Regression Statistics with Python

Regression is an optimization method for adjusting parameter values so that a correlation best fits data. Parameter uncertainty and the predicted uncertainty is important for qualifying the confidence in the solution. This tutorial shows how to perform a statistical analysis with Python for both linear and nonlinear regression.

Linear Regression

Create a linear model with unknown coefficients a (slope) and b (intercept). Fit the model to the data by minimizing the sum of squared errors between the predicted and measured y values.

$$y = a \, x + b$$

Show the linear regression with 95% confidence bands and 95% prediction bands. The confidence band is the confidence region for the correlation equation. The prediction band is the region that contains approximately 95% of the measurements. If another measurement is taken, there is a 95% chance that it falls within the prediction band. Use the following data set that is a table of comma separated values.

SET PROBLEM A >> In the entries, repeat the lines word for word, beginning at the line that contains "impressions-bar-chart: 0 100" and stopping after the line that contains "metric-value: 589 xyxy=(661,591,690,610)".

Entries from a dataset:
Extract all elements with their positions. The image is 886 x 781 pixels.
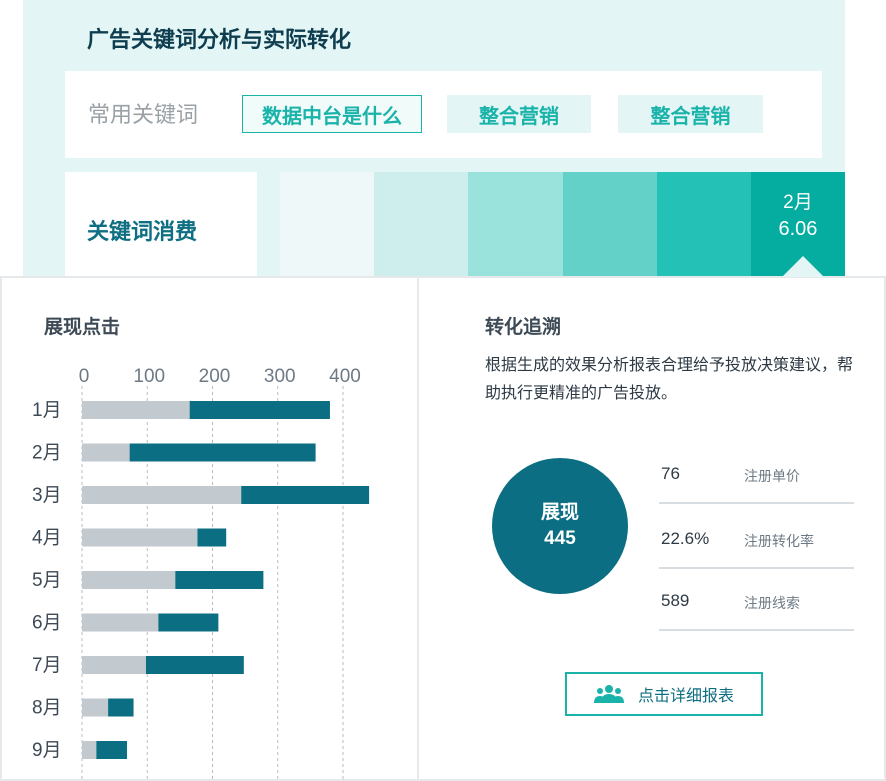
impressions-bar-chart: 0 100 200 300 400 1月 2月 3月 4月 5月 6月 7月 8月 9月 xyxy=(32,366,370,781)
x-tick-label: 200 xyxy=(199,366,231,387)
conversion-title: 转化追溯 xyxy=(485,317,562,338)
bar-segment-clicks xyxy=(82,486,242,504)
page-title: 广告关键词分析与实际转化 xyxy=(87,27,352,52)
keyword-cost-card: 关键词消费 xyxy=(65,172,257,276)
keyword-cost-label: 关键词消费 xyxy=(87,219,198,244)
bar-segment-impressions xyxy=(108,698,134,717)
heat-cell[interactable] xyxy=(562,172,657,276)
impression-circle-label: 展现 xyxy=(540,502,579,523)
bar-segment-impressions xyxy=(189,401,330,419)
detailed-report-label: 点击详细报表 xyxy=(637,688,734,705)
impression-circle-value: 445 xyxy=(544,528,576,549)
pointer-arrow-icon xyxy=(782,256,824,277)
bar-segment-impressions xyxy=(197,528,227,547)
metric-value: 589 xyxy=(661,591,690,610)
detailed-report-button[interactable]: 点击详细报表 xyxy=(565,672,763,716)
metric-value: 22.6% xyxy=(661,529,710,548)
heat-cell[interactable] xyxy=(280,172,375,276)
keyword-tag-integrated-marketing-2[interactable]: 整合营销 xyxy=(618,95,763,133)
heat-cell[interactable] xyxy=(374,172,469,276)
bar-segment-clicks xyxy=(82,613,159,632)
bar-segment-clicks xyxy=(82,443,130,462)
bar-segment-clicks xyxy=(82,656,146,674)
keyword-bar: 常用关键词 数据中台是什么 整合营销 整合营销 xyxy=(65,71,822,158)
x-tick-label: 100 xyxy=(133,366,165,387)
metric-value: 76 xyxy=(661,464,680,483)
detail-card: 展现点击 0 100 200 300 400 1月 2月 3月 4月 5月 6月 7月 8月 9月 转化追… xyxy=(0,276,886,781)
conversion-description: 根据生成的效果分析报表合理给予投放决策建议，帮助执行更精准的广告投放。 xyxy=(485,357,854,402)
x-tick-label: 400 xyxy=(329,366,361,387)
bar-segment-impressions xyxy=(145,656,244,674)
category-label: 2月 xyxy=(32,443,62,464)
keyword-label: 常用关键词 xyxy=(88,102,199,127)
impression-circle: 展现 445 xyxy=(492,458,628,594)
bar-segment-impressions xyxy=(241,486,370,504)
cost-heat-strip: 2月 6.06 xyxy=(280,172,846,276)
card-divider xyxy=(417,278,419,781)
category-label: 6月 xyxy=(32,613,62,634)
users-icon xyxy=(593,685,624,703)
category-label: 3月 xyxy=(32,485,62,506)
keyword-tag-integrated-marketing[interactable]: 整合营销 xyxy=(447,95,591,133)
bar-segment-clicks xyxy=(82,741,97,759)
heat-cell[interactable] xyxy=(656,172,751,276)
x-tick-label: 0 xyxy=(79,366,90,387)
bar-segment-clicks xyxy=(82,401,190,419)
bar-segment-clicks xyxy=(82,528,198,547)
bar-segment-impressions xyxy=(175,571,264,589)
category-label: 4月 xyxy=(32,528,62,549)
metric-label: 注册转化率 xyxy=(744,533,814,549)
bar-segment-clicks xyxy=(82,571,176,589)
category-label: 7月 xyxy=(32,655,62,676)
x-tick-label: 300 xyxy=(264,366,296,387)
category-label: 1月 xyxy=(32,400,62,421)
keyword-tag-data-platform[interactable]: 数据中台是什么 xyxy=(242,95,422,133)
category-label: 9月 xyxy=(32,740,62,761)
category-label: 8月 xyxy=(32,698,62,719)
heat-cell[interactable] xyxy=(468,172,563,276)
bar-segment-impressions xyxy=(158,613,219,632)
metric-row: 76 注册单价 xyxy=(659,444,854,504)
bar-segment-impressions xyxy=(96,741,128,759)
metric-row: 589 注册线索 xyxy=(659,571,854,631)
bar-segment-impressions xyxy=(129,443,316,462)
metric-row: 22.6% 注册转化率 xyxy=(659,509,854,569)
category-label: 5月 xyxy=(32,570,62,591)
bar-segment-clicks xyxy=(82,698,109,717)
active-cost-value: 6.06 xyxy=(778,218,818,240)
active-month: 2月 xyxy=(783,192,813,213)
metric-label: 注册线索 xyxy=(744,595,800,611)
metric-label: 注册单价 xyxy=(744,468,800,484)
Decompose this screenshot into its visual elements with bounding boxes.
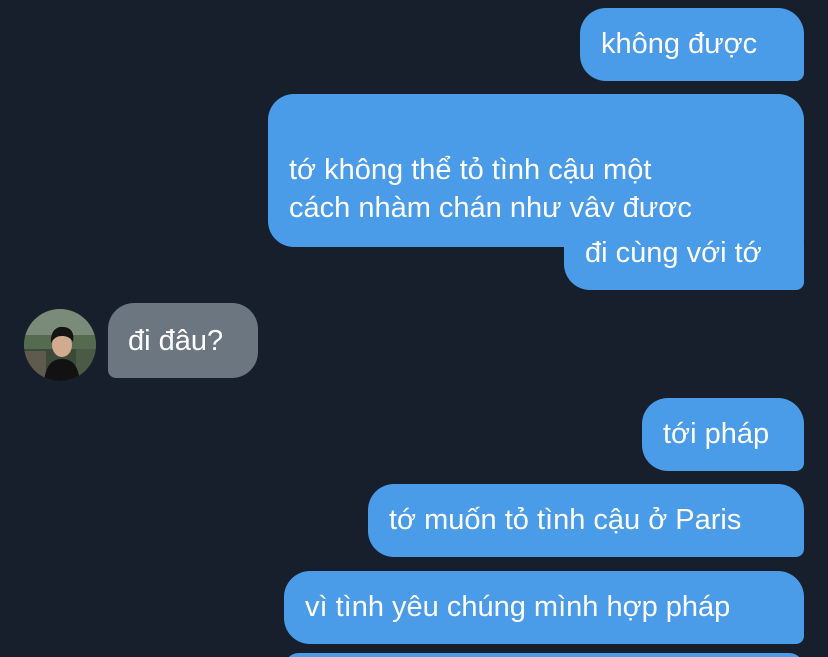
- message-text: tới pháp: [663, 418, 770, 450]
- message-text: đi đâu?: [128, 325, 224, 357]
- avatar-photo-icon: [24, 309, 96, 381]
- message-bubble-outgoing[interactable]: không được: [580, 8, 804, 81]
- message-text: vì tình yêu chúng mình hợp pháp: [305, 591, 731, 623]
- message-bubble-outgoing[interactable]: đi cùng với tớ: [564, 217, 804, 290]
- message-bubble-outgoing-partial[interactable]: [284, 653, 804, 657]
- message-bubble-outgoing[interactable]: vì tình yêu chúng mình hợp pháp: [284, 571, 804, 644]
- message-bubble-outgoing[interactable]: tớ muốn tỏ tình cậu ở Paris: [368, 484, 804, 557]
- message-bubble-outgoing[interactable]: tới pháp: [642, 398, 804, 471]
- message-text: tớ không thể tỏ tình cậu một cách nhàm c…: [289, 154, 692, 224]
- message-text: không được: [601, 28, 758, 60]
- message-text: đi cùng với tớ: [585, 237, 762, 269]
- message-text: tớ muốn tỏ tình cậu ở Paris: [389, 504, 742, 536]
- contact-avatar[interactable]: [24, 309, 96, 381]
- message-bubble-incoming[interactable]: đi đâu?: [108, 303, 258, 378]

SET PROBLEM B >> Reproduce the regression tutorial word for word, beginning at the words "Show the linear" and stopping after the words "comma separated values.".

CORRECT OUTPUT A >>
impressions-bar-chart: 0 100 200 300 400 1月 2月 3月 4月 5月 6月 7月 8月 9月 xyxy=(32,366,370,781)
x-tick-label: 200 xyxy=(199,366,231,387)
conversion-title: 转化追溯 xyxy=(485,317,562,338)
bar-segment-clicks xyxy=(82,486,242,504)
page-title: 广告关键词分析与实际转化 xyxy=(87,27,352,52)
keyword-cost-card: 关键词消费 xyxy=(65,172,257,276)
keyword-cost-label: 关键词消费 xyxy=(87,219,198,244)
bar-segment-impressions xyxy=(108,698,134,717)
heat-cell[interactable] xyxy=(562,172,657,276)
impression-circle-label: 展现 xyxy=(540,502,579,523)
bar-segment-impressions xyxy=(189,401,330,419)
detailed-report-label: 点击详细报表 xyxy=(637,688,734,705)
impression-circle-value: 445 xyxy=(544,528,576,549)
pointer-arrow-icon xyxy=(782,256,824,277)
bar-segment-impressions xyxy=(197,528,227,547)
metric-value: 589 xyxy=(661,591,690,610)

CORRECT OUTPUT B >>
Show the linear regression with 95% confidence bands and 95% prediction bands. The confidence band is the confidence region for the correlation equation. The prediction band is the region that contains approximately 95% of the measurements. If another measurement is taken, there is a 95% chance that it falls within the prediction band. Use the following data set that is a table of comma separated values.